→ Short problem: Replace every "separator-dot" with "middle-dot" in the records and give the lines back otherwise unchanged. Leave out the picture.

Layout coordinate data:

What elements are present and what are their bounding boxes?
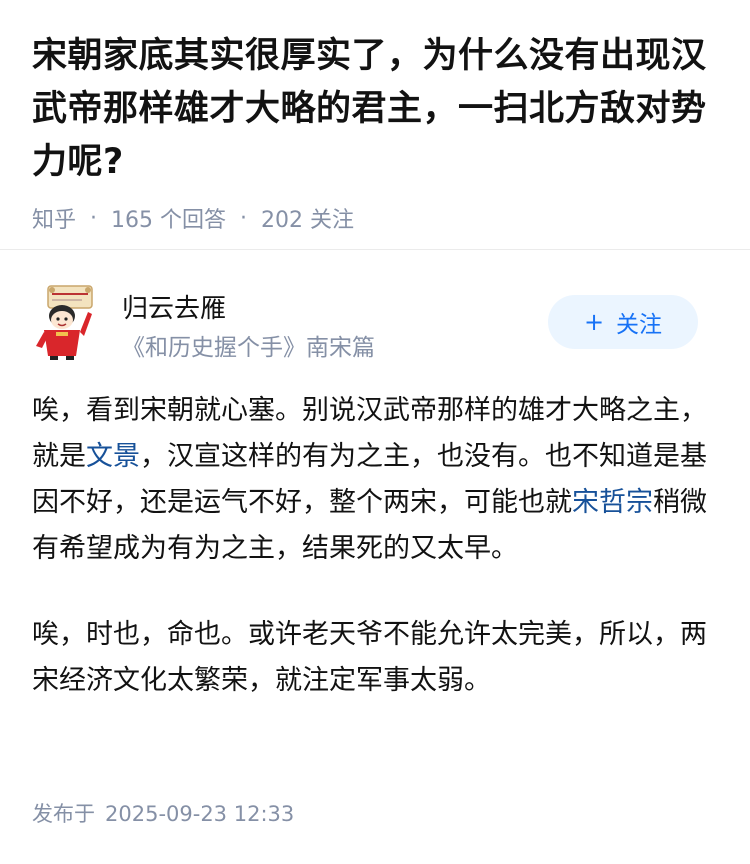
question-title[interactable]: 宋朝家底其实很厚实了，为什么没有出现汉武帝那样雄才大略的君主，一扫北方敌对势力呢… [32, 30, 718, 189]
separator-dot: · [240, 205, 248, 231]
followers-count[interactable]: 202 关注 [261, 202, 354, 234]
publish-time: 2025-09-23 12:33 [105, 802, 295, 826]
section-divider [0, 249, 750, 250]
plus-icon: + [583, 308, 605, 336]
author-bio: 《和历史握个手》南宋篇 [122, 335, 375, 361]
separator-dot: · [90, 205, 98, 231]
cartoon-avatar-icon [36, 285, 93, 360]
followers-count-label: 关注 [310, 208, 355, 233]
follow-button[interactable]: + 关注 [548, 295, 698, 349]
publish-label: 发布于 [32, 802, 95, 826]
question-meta: 知乎 · 165 个回答 · 202 关注 [32, 202, 718, 234]
link-song-zhezong[interactable]: 宋哲宗 [572, 487, 653, 518]
followers-count-value: 202 [261, 208, 304, 233]
answer-paragraph: 唉，看到宋朝就心塞。别说汉武帝那样的雄才大略之主，就是文景，汉宣这样的有为之主，… [32, 388, 730, 572]
follow-button-label: 关注 [616, 312, 663, 338]
answers-count-value: 165 [111, 208, 154, 233]
question-header: 宋朝家底其实很厚实了，为什么没有出现汉武帝那样雄才大略的君主，一扫北方敌对势力呢… [0, 0, 750, 233]
link-wenjing[interactable]: 文景 [86, 441, 140, 472]
answers-count-label: 个回答 [160, 208, 227, 233]
author-avatar[interactable] [32, 282, 104, 362]
source-label[interactable]: 知乎 [32, 202, 76, 234]
author-name[interactable]: 归云去雁 [122, 288, 226, 325]
answers-count[interactable]: 165 个回答 [111, 202, 226, 234]
author-row: 归云去雁 《和历史握个手》南宋篇 + 关注 [32, 280, 698, 368]
publish-info: 发布于 2025-09-23 12:33 [32, 798, 294, 828]
answer-paragraph: 唉，时也，命也。或许老天爷不能允许太完美，所以，两宋经济文化太繁荣，就注定军事太… [32, 612, 730, 704]
answer-text: 唉，时也，命也。或许老天爷不能允许太完美，所以，两宋经济文化太繁荣，就注定军事太… [32, 619, 707, 696]
answer-content: 唉，看到宋朝就心塞。别说汉武帝那样的雄才大略之主，就是文景，汉宣这样的有为之主，… [32, 388, 730, 744]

→ Correct answer:
What elements are present and what are their bounding boxes?
question-title[interactable]: 宋朝家底其实很厚实了，为什么没有出现汉武帝那样雄才大略的君主，一扫北方敌对势力呢… [32, 30, 718, 189]
middle-dot: · [240, 205, 248, 231]
followers-count[interactable]: 202 关注 [261, 202, 354, 234]
publish-time: 2025-09-23 12:33 [105, 802, 295, 826]
section-divider [0, 249, 750, 250]
plus-icon: + [583, 308, 605, 336]
author-bio: 《和历史握个手》南宋篇 [122, 335, 375, 361]
middle-dot: · [90, 205, 98, 231]
cartoon-avatar-icon [36, 285, 93, 360]
followers-count-label: 关注 [310, 208, 355, 233]
follow-button[interactable]: + 关注 [548, 295, 698, 349]
publish-label: 发布于 [32, 802, 95, 826]
question-meta: 知乎 · 165 个回答 · 202 关注 [32, 202, 718, 234]
link-song-zhezong[interactable]: 宋哲宗 [572, 487, 653, 518]
followers-count-value: 202 [261, 208, 304, 233]
answer-paragraph: 唉，看到宋朝就心塞。别说汉武帝那样的雄才大略之主，就是文景，汉宣这样的有为之主，… [32, 388, 730, 572]
follow-button-label: 关注 [616, 312, 663, 338]
answers-count-value: 165 [111, 208, 154, 233]
question-header: 宋朝家底其实很厚实了，为什么没有出现汉武帝那样雄才大略的君主，一扫北方敌对势力呢… [0, 0, 750, 233]
link-wenjing[interactable]: 文景 [86, 441, 140, 472]
answers-count-label: 个回答 [160, 208, 227, 233]
author-avatar[interactable] [32, 282, 104, 362]
source-label[interactable]: 知乎 [32, 202, 76, 234]
author-name[interactable]: 归云去雁 [122, 288, 226, 325]
answers-count[interactable]: 165 个回答 [111, 202, 226, 234]
author-row: 归云去雁 《和历史握个手》南宋篇 + 关注 [32, 280, 698, 368]
publish-info: 发布于 2025-09-23 12:33 [32, 798, 294, 828]
answer-paragraph: 唉，时也，命也。或许老天爷不能允许太完美，所以，两宋经济文化太繁荣，就注定军事太… [32, 612, 730, 704]
answer-text: 唉，时也，命也。或许老天爷不能允许太完美，所以，两宋经济文化太繁荣，就注定军事太… [32, 619, 707, 696]
answer-content: 唉，看到宋朝就心塞。别说汉武帝那样的雄才大略之主，就是文景，汉宣这样的有为之主，… [32, 388, 730, 744]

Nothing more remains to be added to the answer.